WRITTEN EXERCISE: Find the lines with "document" in them and copy them out.

GIVEN RECORDS:
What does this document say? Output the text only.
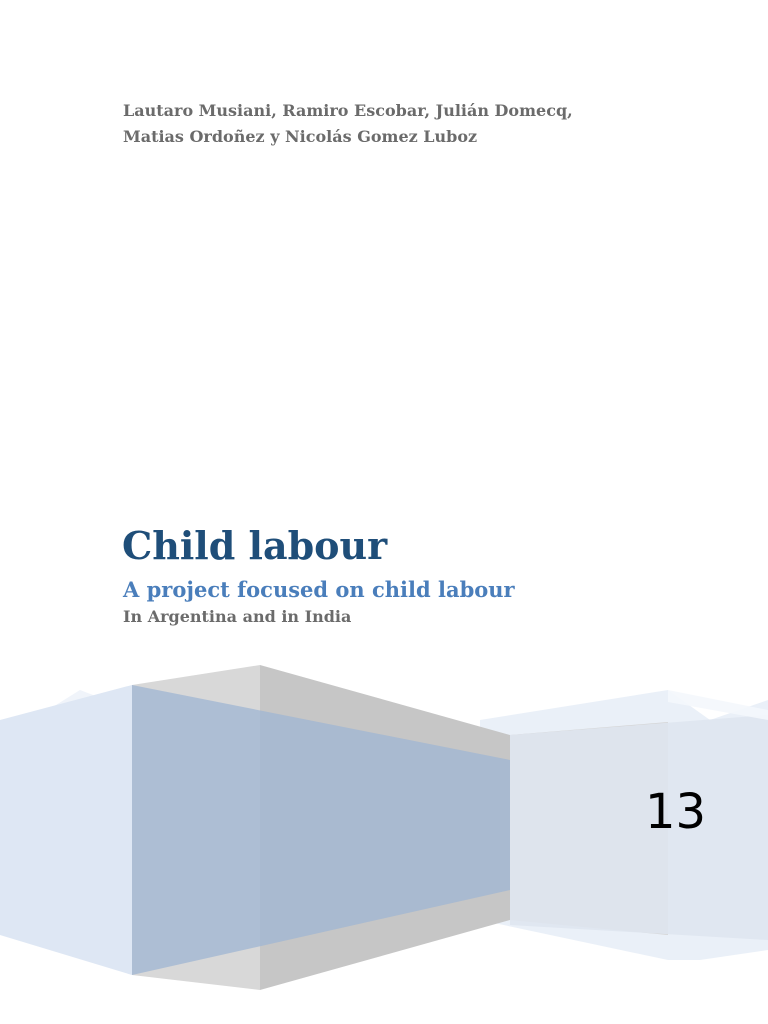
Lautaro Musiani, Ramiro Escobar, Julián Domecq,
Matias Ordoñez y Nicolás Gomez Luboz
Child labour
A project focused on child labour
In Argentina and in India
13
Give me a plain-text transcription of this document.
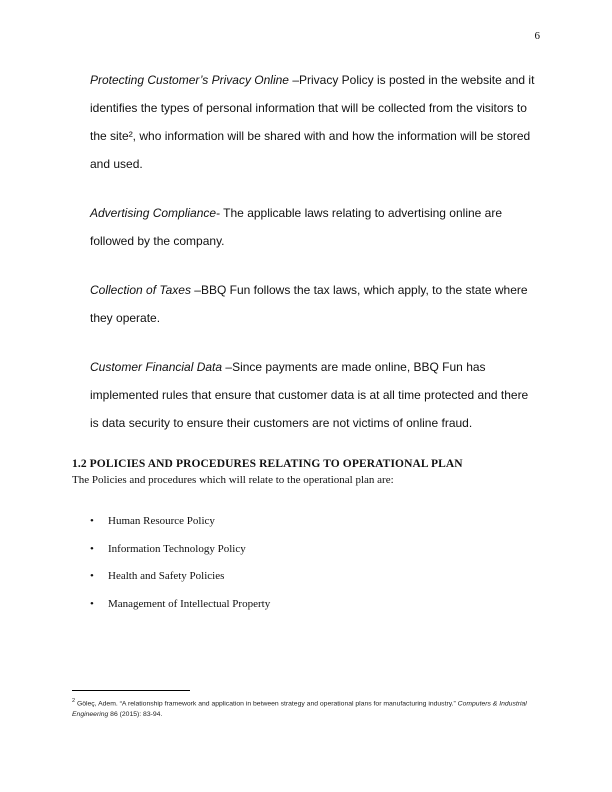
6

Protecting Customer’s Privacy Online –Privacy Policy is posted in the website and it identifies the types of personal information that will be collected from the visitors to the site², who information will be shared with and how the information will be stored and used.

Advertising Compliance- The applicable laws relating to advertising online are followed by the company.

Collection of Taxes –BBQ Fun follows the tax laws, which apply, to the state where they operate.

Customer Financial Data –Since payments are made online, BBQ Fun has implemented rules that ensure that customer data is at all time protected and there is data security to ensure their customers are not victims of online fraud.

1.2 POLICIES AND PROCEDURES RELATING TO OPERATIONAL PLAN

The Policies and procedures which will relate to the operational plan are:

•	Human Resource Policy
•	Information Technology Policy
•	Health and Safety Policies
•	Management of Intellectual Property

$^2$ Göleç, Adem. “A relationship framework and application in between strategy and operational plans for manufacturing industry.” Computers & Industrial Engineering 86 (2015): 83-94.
---
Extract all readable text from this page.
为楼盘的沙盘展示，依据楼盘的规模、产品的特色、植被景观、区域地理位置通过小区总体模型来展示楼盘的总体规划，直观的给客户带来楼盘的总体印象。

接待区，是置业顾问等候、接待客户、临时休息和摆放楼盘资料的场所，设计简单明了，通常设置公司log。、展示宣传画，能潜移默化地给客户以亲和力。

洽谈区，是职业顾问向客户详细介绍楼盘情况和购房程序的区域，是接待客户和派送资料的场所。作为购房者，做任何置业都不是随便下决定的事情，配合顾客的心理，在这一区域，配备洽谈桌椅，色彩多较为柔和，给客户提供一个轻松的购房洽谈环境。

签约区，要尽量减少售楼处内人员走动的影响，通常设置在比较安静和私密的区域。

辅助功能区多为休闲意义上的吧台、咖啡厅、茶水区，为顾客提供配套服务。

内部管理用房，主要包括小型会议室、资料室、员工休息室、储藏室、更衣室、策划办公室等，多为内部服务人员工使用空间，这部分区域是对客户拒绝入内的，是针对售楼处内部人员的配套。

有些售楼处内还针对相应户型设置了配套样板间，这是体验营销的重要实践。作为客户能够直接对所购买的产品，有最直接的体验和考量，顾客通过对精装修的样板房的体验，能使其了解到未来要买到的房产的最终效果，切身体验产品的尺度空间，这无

THE ANSWER:
What does this document say? Output the text only.
Give me a plain-text transcription of this document.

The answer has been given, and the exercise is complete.